◆ EXERCISE TASK:
What follows is a block of records; restate each one word for word.

(A block of data)
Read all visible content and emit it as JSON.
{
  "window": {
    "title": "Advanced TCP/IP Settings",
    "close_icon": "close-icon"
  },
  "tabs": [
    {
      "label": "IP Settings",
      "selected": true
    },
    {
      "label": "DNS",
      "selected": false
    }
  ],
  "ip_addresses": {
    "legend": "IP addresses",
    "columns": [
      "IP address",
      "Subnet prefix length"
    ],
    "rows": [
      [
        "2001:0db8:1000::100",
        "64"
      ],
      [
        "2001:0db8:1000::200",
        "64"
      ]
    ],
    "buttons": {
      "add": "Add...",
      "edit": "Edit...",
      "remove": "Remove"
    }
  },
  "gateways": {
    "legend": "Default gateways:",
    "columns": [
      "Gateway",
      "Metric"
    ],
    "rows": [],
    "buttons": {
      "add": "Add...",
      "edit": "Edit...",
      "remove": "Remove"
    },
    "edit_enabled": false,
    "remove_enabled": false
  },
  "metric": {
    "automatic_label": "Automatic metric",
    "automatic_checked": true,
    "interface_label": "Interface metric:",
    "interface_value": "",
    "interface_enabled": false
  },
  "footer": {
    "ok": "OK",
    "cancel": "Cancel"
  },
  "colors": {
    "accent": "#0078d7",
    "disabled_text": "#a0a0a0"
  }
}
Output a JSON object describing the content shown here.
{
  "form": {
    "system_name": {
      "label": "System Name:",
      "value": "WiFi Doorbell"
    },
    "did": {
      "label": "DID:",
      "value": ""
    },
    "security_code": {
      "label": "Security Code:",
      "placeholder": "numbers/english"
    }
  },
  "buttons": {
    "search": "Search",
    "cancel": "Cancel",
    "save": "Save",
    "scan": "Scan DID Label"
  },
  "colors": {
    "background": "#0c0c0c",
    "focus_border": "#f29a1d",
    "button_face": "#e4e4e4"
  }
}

◆ SOLUTION:
Read all visible content and emit it as JSON.
{
  "window": {
    "title": "Advanced TCP/IP Settings",
    "close_icon": "close-icon"
  },
  "tabs": [
    {
      "label": "IP Settings",
      "selected": true
    },
    {
      "label": "DNS",
      "selected": false
    }
  ],
  "ip_addresses": {
    "legend": "IP addresses",
    "columns": [
      "IP address",
      "Subnet prefix length"
    ],
    "rows": [
      [
        "2001:0db8:1000::100",
        "64"
      ],
      [
        "2001:0db8:1000::200",
        "64"
      ]
    ],
    "buttons": {
      "add": "Add...",
      "edit": "Edit...",
      "remove": "Remove"
    }
  },
  "gateways": {
    "legend": "Default gateways:",
    "columns": [
      "Gateway",
      "Metric"
    ],
    "rows": [],
    "buttons": {
      "add": "Add...",
      "edit": "Edit...",
      "remove": "Remove"
    },
    "edit_enabled": false,
    "remove_enabled": false
  },
  "metric": {
    "automatic_label": "Automatic metric",
    "automatic_checked": true,
    "interface_label": "Interface metric:",
    "interface_value": "",
    "interface_enabled": false
  },
  "footer": {
    "ok": "OK",
    "cancel": "Cancel"
  },
  "colors": {
    "accent": "#0078d7",
    "disabled_text": "#a0a0a0"
  }
}
Output a JSON object describing the content shown here.
{
  "form": {
    "system_name": {
      "label": "System Name:",
      "value": "WiFi Doorbell"
    },
    "did": {
      "label": "DID:",
      "value": ""
    },
    "security_code": {
      "label": "Security Code:",
      "placeholder": "numbers/english"
    }
  },
  "buttons": {
    "search": "Search",
    "cancel": "Cancel",
    "save": "Save",
    "scan": "Scan DID Label"
  },
  "colors": {
    "background": "#0c0c0c",
    "focus_border": "#f29a1d",
    "button_face": "#e4e4e4"
  }
}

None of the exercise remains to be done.